- Problem description:
Please print all of the material below, word for word.

- Task inputs:
## BEGIN

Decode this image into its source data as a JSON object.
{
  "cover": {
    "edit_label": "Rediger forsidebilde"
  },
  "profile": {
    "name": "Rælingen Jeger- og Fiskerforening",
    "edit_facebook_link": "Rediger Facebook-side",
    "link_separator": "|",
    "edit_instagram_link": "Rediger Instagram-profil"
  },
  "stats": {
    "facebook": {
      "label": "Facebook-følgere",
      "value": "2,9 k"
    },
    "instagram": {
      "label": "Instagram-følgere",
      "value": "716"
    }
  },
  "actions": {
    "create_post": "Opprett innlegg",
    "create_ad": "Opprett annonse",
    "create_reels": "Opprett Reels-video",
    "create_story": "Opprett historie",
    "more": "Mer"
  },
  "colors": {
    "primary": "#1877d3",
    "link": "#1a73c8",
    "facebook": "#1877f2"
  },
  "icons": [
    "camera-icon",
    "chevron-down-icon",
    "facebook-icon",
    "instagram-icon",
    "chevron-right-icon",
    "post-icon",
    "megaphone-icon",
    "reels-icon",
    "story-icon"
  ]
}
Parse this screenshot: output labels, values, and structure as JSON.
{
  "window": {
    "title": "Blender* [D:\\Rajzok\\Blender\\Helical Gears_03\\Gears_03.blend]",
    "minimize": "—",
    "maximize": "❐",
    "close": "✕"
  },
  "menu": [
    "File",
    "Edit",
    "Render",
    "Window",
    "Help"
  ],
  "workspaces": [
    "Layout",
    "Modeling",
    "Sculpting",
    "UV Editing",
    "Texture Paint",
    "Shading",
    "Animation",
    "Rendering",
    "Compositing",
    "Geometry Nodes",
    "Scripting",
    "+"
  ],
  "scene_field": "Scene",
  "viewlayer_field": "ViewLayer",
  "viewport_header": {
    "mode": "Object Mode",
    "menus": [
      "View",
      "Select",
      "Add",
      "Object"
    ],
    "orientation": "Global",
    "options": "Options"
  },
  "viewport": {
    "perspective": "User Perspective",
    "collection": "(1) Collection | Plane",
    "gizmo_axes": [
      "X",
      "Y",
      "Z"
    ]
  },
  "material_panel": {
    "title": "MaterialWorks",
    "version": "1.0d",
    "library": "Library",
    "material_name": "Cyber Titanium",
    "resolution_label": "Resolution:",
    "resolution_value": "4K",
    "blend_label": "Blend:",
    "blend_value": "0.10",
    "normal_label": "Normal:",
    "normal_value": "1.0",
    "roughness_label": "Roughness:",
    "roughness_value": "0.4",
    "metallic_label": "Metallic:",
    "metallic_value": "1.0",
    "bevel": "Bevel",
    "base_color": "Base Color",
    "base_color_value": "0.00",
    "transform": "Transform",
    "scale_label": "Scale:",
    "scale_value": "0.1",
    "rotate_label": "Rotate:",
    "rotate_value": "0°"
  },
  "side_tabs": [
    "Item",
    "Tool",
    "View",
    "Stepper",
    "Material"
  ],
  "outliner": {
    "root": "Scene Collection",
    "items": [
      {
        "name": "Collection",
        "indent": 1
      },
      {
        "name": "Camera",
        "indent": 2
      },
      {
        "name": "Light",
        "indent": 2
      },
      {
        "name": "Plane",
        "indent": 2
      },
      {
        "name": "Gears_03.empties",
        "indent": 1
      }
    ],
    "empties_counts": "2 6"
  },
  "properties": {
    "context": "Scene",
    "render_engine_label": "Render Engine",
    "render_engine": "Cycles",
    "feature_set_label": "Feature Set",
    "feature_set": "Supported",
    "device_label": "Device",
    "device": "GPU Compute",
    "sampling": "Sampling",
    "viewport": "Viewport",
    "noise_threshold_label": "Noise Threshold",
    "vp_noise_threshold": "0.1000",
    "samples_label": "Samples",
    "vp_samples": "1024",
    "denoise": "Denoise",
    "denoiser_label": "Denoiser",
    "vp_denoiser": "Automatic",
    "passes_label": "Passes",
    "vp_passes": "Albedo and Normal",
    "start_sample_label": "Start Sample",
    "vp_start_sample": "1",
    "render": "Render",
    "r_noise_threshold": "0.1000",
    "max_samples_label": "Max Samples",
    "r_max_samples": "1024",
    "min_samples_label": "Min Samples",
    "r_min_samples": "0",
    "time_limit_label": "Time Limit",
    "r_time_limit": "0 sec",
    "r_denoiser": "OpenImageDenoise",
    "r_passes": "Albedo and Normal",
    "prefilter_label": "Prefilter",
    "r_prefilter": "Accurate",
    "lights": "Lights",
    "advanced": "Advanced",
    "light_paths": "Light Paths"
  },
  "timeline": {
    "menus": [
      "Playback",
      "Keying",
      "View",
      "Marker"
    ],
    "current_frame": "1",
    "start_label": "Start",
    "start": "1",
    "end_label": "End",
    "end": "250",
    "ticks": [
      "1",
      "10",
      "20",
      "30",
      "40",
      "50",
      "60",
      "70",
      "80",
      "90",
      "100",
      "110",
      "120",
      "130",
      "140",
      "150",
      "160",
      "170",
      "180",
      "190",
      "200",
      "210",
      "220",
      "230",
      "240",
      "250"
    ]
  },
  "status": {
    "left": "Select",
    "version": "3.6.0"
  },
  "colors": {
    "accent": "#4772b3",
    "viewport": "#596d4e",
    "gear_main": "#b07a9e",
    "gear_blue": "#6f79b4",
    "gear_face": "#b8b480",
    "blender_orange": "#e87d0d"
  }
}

## END

- Problem solution:
Decode this image into its source data as a JSON object.
{
  "cover": {
    "edit_label": "Rediger forsidebilde"
  },
  "profile": {
    "name": "Rælingen Jeger- og Fiskerforening",
    "edit_facebook_link": "Rediger Facebook-side",
    "link_separator": "|",
    "edit_instagram_link": "Rediger Instagram-profil"
  },
  "stats": {
    "facebook": {
      "label": "Facebook-følgere",
      "value": "2,9 k"
    },
    "instagram": {
      "label": "Instagram-følgere",
      "value": "716"
    }
  },
  "actions": {
    "create_post": "Opprett innlegg",
    "create_ad": "Opprett annonse",
    "create_reels": "Opprett Reels-video",
    "create_story": "Opprett historie",
    "more": "Mer"
  },
  "colors": {
    "primary": "#1877d3",
    "link": "#1a73c8",
    "facebook": "#1877f2"
  },
  "icons": [
    "camera-icon",
    "chevron-down-icon",
    "facebook-icon",
    "instagram-icon",
    "chevron-right-icon",
    "post-icon",
    "megaphone-icon",
    "reels-icon",
    "story-icon"
  ]
}
Parse this screenshot: output labels, values, and structure as JSON.
{
  "window": {
    "title": "Blender* [D:\\Rajzok\\Blender\\Helical Gears_03\\Gears_03.blend]",
    "minimize": "—",
    "maximize": "❐",
    "close": "✕"
  },
  "menu": [
    "File",
    "Edit",
    "Render",
    "Window",
    "Help"
  ],
  "workspaces": [
    "Layout",
    "Modeling",
    "Sculpting",
    "UV Editing",
    "Texture Paint",
    "Shading",
    "Animation",
    "Rendering",
    "Compositing",
    "Geometry Nodes",
    "Scripting",
    "+"
  ],
  "scene_field": "Scene",
  "viewlayer_field": "ViewLayer",
  "viewport_header": {
    "mode": "Object Mode",
    "menus": [
      "View",
      "Select",
      "Add",
      "Object"
    ],
    "orientation": "Global",
    "options": "Options"
  },
  "viewport": {
    "perspective": "User Perspective",
    "collection": "(1) Collection | Plane",
    "gizmo_axes": [
      "X",
      "Y",
      "Z"
    ]
  },
  "material_panel": {
    "title": "MaterialWorks",
    "version": "1.0d",
    "library": "Library",
    "material_name": "Cyber Titanium",
    "resolution_label": "Resolution:",
    "resolution_value": "4K",
    "blend_label": "Blend:",
    "blend_value": "0.10",
    "normal_label": "Normal:",
    "normal_value": "1.0",
    "roughness_label": "Roughness:",
    "roughness_value": "0.4",
    "metallic_label": "Metallic:",
    "metallic_value": "1.0",
    "bevel": "Bevel",
    "base_color": "Base Color",
    "base_color_value": "0.00",
    "transform": "Transform",
    "scale_label": "Scale:",
    "scale_value": "0.1",
    "rotate_label": "Rotate:",
    "rotate_value": "0°"
  },
  "side_tabs": [
    "Item",
    "Tool",
    "View",
    "Stepper",
    "Material"
  ],
  "outliner": {
    "root": "Scene Collection",
    "items": [
      {
        "name": "Collection",
        "indent": 1
      },
      {
        "name": "Camera",
        "indent": 2
      },
      {
        "name": "Light",
        "indent": 2
      },
      {
        "name": "Plane",
        "indent": 2
      },
      {
        "name": "Gears_03.empties",
        "indent": 1
      }
    ],
    "empties_counts": "2 6"
  },
  "properties": {
    "context": "Scene",
    "render_engine_label": "Render Engine",
    "render_engine": "Cycles",
    "feature_set_label": "Feature Set",
    "feature_set": "Supported",
    "device_label": "Device",
    "device": "GPU Compute",
    "sampling": "Sampling",
    "viewport": "Viewport",
    "noise_threshold_label": "Noise Threshold",
    "vp_noise_threshold": "0.1000",
    "samples_label": "Samples",
    "vp_samples": "1024",
    "denoise": "Denoise",
    "denoiser_label": "Denoiser",
    "vp_denoiser": "Automatic",
    "passes_label": "Passes",
    "vp_passes": "Albedo and Normal",
    "start_sample_label": "Start Sample",
    "vp_start_sample": "1",
    "render": "Render",
    "r_noise_threshold": "0.1000",
    "max_samples_label": "Max Samples",
    "r_max_samples": "1024",
    "min_samples_label": "Min Samples",
    "r_min_samples": "0",
    "time_limit_label": "Time Limit",
    "r_time_limit": "0 sec",
    "r_denoiser": "OpenImageDenoise",
    "r_passes": "Albedo and Normal",
    "prefilter_label": "Prefilter",
    "r_prefilter": "Accurate",
    "lights": "Lights",
    "advanced": "Advanced",
    "light_paths": "Light Paths"
  },
  "timeline": {
    "menus": [
      "Playback",
      "Keying",
      "View",
      "Marker"
    ],
    "current_frame": "1",
    "start_label": "Start",
    "start": "1",
    "end_label": "End",
    "end": "250",
    "ticks": [
      "1",
      "10",
      "20",
      "30",
      "40",
      "50",
      "60",
      "70",
      "80",
      "90",
      "100",
      "110",
      "120",
      "130",
      "140",
      "150",
      "160",
      "170",
      "180",
      "190",
      "200",
      "210",
      "220",
      "230",
      "240",
      "250"
    ]
  },
  "status": {
    "left": "Select",
    "version": "3.6.0"
  },
  "colors": {
    "accent": "#4772b3",
    "viewport": "#596d4e",
    "gear_main": "#b07a9e",
    "gear_blue": "#6f79b4",
    "gear_face": "#b8b480",
    "blender_orange": "#e87d0d"
  }
}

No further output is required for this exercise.